> WORK REQUIRED:
Check each line of the entries below for the string "улицы"; copy every line where it appears.

_ _ _

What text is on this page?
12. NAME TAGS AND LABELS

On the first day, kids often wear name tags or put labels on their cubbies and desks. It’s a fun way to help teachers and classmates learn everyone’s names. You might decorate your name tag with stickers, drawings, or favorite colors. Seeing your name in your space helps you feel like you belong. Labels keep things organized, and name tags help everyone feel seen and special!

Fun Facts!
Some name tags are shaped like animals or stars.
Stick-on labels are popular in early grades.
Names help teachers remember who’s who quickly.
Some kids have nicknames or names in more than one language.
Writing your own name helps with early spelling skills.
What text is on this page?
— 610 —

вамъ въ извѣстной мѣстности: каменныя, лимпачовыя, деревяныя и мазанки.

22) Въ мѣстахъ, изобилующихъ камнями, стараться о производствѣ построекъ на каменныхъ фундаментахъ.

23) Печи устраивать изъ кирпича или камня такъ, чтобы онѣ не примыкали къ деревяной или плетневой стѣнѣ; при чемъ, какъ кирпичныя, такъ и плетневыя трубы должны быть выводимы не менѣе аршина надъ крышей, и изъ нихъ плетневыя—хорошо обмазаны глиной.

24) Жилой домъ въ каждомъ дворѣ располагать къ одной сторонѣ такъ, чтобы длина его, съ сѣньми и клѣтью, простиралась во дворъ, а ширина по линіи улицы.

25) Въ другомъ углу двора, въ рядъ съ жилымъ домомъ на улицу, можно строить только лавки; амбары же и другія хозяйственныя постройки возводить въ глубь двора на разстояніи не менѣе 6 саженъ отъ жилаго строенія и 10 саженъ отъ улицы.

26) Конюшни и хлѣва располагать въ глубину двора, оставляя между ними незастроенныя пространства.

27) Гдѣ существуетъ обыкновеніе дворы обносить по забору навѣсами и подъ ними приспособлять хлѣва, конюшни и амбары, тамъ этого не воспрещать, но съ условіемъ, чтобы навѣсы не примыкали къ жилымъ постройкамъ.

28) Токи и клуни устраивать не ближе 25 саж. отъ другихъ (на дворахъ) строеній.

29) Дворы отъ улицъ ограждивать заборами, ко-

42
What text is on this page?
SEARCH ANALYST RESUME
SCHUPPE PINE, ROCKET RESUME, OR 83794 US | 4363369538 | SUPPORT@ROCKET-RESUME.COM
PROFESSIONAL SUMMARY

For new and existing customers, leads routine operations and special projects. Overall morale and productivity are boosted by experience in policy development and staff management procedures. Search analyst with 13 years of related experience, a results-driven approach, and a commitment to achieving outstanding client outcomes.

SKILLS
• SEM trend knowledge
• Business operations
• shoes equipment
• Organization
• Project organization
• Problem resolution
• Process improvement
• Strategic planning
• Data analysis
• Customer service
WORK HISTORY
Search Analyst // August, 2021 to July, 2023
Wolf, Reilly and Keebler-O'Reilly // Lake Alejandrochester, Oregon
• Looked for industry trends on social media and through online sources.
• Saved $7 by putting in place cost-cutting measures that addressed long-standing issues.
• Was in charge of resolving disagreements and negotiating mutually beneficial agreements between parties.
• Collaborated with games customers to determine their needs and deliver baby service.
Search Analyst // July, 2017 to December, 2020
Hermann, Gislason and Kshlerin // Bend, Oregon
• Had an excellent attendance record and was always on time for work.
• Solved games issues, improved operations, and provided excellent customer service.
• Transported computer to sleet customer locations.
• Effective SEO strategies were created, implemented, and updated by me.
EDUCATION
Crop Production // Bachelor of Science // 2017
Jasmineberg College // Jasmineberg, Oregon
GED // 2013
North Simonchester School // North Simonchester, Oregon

_ _ _

> FINAL ANSWER:
24) Жилой домъ въ каждомъ дворѣ располагать къ одной сторонѣ такъ, чтобы длина его, съ сѣньми и клѣтью, простиралась во дворъ, а ширина по линіи улицы.
25) Въ другомъ углу двора, въ рядъ съ жилымъ домомъ на улицу, можно строить только лавки; амбары же и другія хозяйственныя постройки возводить въ глубь двора на разстояніи не менѣе 6 саженъ отъ жилаго строенія и 10 саженъ отъ улицы.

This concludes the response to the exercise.